Extracted records:
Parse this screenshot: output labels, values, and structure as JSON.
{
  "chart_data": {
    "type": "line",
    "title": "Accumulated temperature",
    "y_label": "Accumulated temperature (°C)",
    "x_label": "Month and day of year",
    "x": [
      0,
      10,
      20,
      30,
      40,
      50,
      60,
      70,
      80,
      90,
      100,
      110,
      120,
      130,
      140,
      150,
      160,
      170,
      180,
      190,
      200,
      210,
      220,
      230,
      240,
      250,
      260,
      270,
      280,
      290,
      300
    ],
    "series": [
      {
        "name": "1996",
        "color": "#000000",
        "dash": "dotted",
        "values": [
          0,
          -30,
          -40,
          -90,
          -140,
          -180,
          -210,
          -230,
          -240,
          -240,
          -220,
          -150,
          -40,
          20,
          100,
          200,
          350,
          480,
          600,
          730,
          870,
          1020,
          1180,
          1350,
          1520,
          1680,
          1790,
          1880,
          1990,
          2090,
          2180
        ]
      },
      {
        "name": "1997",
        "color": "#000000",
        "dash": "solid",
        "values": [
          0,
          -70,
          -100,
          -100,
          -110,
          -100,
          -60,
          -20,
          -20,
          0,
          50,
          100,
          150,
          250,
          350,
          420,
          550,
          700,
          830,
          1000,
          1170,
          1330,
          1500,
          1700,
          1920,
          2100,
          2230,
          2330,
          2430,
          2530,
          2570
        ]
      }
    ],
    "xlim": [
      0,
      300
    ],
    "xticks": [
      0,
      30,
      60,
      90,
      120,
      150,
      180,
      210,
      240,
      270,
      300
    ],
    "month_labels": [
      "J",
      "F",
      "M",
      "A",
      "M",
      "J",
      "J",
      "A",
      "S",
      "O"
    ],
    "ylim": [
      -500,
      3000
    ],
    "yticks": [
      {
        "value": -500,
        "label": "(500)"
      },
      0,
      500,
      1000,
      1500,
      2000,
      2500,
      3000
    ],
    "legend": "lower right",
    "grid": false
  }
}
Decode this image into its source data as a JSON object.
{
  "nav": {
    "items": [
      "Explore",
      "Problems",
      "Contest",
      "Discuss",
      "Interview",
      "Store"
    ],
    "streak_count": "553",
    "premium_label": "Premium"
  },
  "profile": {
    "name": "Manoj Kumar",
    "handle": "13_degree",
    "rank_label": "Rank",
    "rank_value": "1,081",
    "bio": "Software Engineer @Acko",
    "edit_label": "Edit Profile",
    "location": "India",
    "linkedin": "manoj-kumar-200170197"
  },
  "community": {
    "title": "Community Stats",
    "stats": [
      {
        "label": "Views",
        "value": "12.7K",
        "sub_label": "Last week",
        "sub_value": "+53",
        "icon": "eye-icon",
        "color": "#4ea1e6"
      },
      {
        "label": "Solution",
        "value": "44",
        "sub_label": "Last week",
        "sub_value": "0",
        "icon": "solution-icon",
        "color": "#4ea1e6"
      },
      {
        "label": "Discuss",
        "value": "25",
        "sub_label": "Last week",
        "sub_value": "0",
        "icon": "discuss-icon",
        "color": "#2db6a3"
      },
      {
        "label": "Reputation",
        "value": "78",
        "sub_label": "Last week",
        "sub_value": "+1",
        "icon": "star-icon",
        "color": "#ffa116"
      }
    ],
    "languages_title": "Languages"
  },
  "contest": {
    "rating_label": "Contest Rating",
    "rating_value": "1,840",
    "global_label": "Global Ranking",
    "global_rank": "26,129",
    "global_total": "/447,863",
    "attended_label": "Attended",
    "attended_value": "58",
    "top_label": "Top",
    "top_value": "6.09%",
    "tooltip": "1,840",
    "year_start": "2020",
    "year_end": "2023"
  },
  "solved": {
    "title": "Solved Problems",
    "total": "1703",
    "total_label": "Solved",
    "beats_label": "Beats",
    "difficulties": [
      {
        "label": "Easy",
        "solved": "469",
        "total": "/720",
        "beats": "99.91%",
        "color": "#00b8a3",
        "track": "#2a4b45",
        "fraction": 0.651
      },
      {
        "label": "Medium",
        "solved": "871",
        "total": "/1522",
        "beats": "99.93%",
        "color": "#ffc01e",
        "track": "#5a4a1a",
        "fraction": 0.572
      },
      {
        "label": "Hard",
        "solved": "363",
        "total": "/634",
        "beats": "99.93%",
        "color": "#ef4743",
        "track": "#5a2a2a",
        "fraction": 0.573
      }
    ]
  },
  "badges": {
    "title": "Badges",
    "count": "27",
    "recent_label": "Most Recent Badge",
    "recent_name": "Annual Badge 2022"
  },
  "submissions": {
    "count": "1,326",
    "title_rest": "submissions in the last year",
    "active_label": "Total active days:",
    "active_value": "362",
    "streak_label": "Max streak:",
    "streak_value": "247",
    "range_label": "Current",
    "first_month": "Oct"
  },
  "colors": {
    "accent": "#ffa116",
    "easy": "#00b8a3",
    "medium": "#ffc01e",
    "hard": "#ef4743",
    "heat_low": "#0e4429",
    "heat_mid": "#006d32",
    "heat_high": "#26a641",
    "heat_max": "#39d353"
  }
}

### Aim of the exercise
Each record above must be given again exactly.

### Task solution
Parse this screenshot: output labels, values, and structure as JSON.
{
  "chart_data": {
    "type": "line",
    "title": "Accumulated temperature",
    "y_label": "Accumulated temperature (°C)",
    "x_label": "Month and day of year",
    "x": [
      0,
      10,
      20,
      30,
      40,
      50,
      60,
      70,
      80,
      90,
      100,
      110,
      120,
      130,
      140,
      150,
      160,
      170,
      180,
      190,
      200,
      210,
      220,
      230,
      240,
      250,
      260,
      270,
      280,
      290,
      300
    ],
    "series": [
      {
        "name": "1996",
        "color": "#000000",
        "dash": "dotted",
        "values": [
          0,
          -30,
          -40,
          -90,
          -140,
          -180,
          -210,
          -230,
          -240,
          -240,
          -220,
          -150,
          -40,
          20,
          100,
          200,
          350,
          480,
          600,
          730,
          870,
          1020,
          1180,
          1350,
          1520,
          1680,
          1790,
          1880,
          1990,
          2090,
          2180
        ]
      },
      {
        "name": "1997",
        "color": "#000000",
        "dash": "solid",
        "values": [
          0,
          -70,
          -100,
          -100,
          -110,
          -100,
          -60,
          -20,
          -20,
          0,
          50,
          100,
          150,
          250,
          350,
          420,
          550,
          700,
          830,
          1000,
          1170,
          1330,
          1500,
          1700,
          1920,
          2100,
          2230,
          2330,
          2430,
          2530,
          2570
        ]
      }
    ],
    "xlim": [
      0,
      300
    ],
    "xticks": [
      0,
      30,
      60,
      90,
      120,
      150,
      180,
      210,
      240,
      270,
      300
    ],
    "month_labels": [
      "J",
      "F",
      "M",
      "A",
      "M",
      "J",
      "J",
      "A",
      "S",
      "O"
    ],
    "ylim": [
      -500,
      3000
    ],
    "yticks": [
      {
        "value": -500,
        "label": "(500)"
      },
      0,
      500,
      1000,
      1500,
      2000,
      2500,
      3000
    ],
    "legend": "lower right",
    "grid": false
  }
}
Decode this image into its source data as a JSON object.
{
  "nav": {
    "items": [
      "Explore",
      "Problems",
      "Contest",
      "Discuss",
      "Interview",
      "Store"
    ],
    "streak_count": "553",
    "premium_label": "Premium"
  },
  "profile": {
    "name": "Manoj Kumar",
    "handle": "13_degree",
    "rank_label": "Rank",
    "rank_value": "1,081",
    "bio": "Software Engineer @Acko",
    "edit_label": "Edit Profile",
    "location": "India",
    "linkedin": "manoj-kumar-200170197"
  },
  "community": {
    "title": "Community Stats",
    "stats": [
      {
        "label": "Views",
        "value": "12.7K",
        "sub_label": "Last week",
        "sub_value": "+53",
        "icon": "eye-icon",
        "color": "#4ea1e6"
      },
      {
        "label": "Solution",
        "value": "44",
        "sub_label": "Last week",
        "sub_value": "0",
        "icon": "solution-icon",
        "color": "#4ea1e6"
      },
      {
        "label": "Discuss",
        "value": "25",
        "sub_label": "Last week",
        "sub_value": "0",
        "icon": "discuss-icon",
        "color": "#2db6a3"
      },
      {
        "label": "Reputation",
        "value": "78",
        "sub_label": "Last week",
        "sub_value": "+1",
        "icon": "star-icon",
        "color": "#ffa116"
      }
    ],
    "languages_title": "Languages"
  },
  "contest": {
    "rating_label": "Contest Rating",
    "rating_value": "1,840",
    "global_label": "Global Ranking",
    "global_rank": "26,129",
    "global_total": "/447,863",
    "attended_label": "Attended",
    "attended_value": "58",
    "top_label": "Top",
    "top_value": "6.09%",
    "tooltip": "1,840",
    "year_start": "2020",
    "year_end": "2023"
  },
  "solved": {
    "title": "Solved Problems",
    "total": "1703",
    "total_label": "Solved",
    "beats_label": "Beats",
    "difficulties": [
      {
        "label": "Easy",
        "solved": "469",
        "total": "/720",
        "beats": "99.91%",
        "color": "#00b8a3",
        "track": "#2a4b45",
        "fraction": 0.651
      },
      {
        "label": "Medium",
        "solved": "871",
        "total": "/1522",
        "beats": "99.93%",
        "color": "#ffc01e",
        "track": "#5a4a1a",
        "fraction": 0.572
      },
      {
        "label": "Hard",
        "solved": "363",
        "total": "/634",
        "beats": "99.93%",
        "color": "#ef4743",
        "track": "#5a2a2a",
        "fraction": 0.573
      }
    ]
  },
  "badges": {
    "title": "Badges",
    "count": "27",
    "recent_label": "Most Recent Badge",
    "recent_name": "Annual Badge 2022"
  },
  "submissions": {
    "count": "1,326",
    "title_rest": "submissions in the last year",
    "active_label": "Total active days:",
    "active_value": "362",
    "streak_label": "Max streak:",
    "streak_value": "247",
    "range_label": "Current",
    "first_month": "Oct"
  },
  "colors": {
    "accent": "#ffa116",
    "easy": "#00b8a3",
    "medium": "#ffc01e",
    "hard": "#ef4743",
    "heat_low": "#0e4429",
    "heat_mid": "#006d32",
    "heat_high": "#26a641",
    "heat_max": "#39d353"
  }
}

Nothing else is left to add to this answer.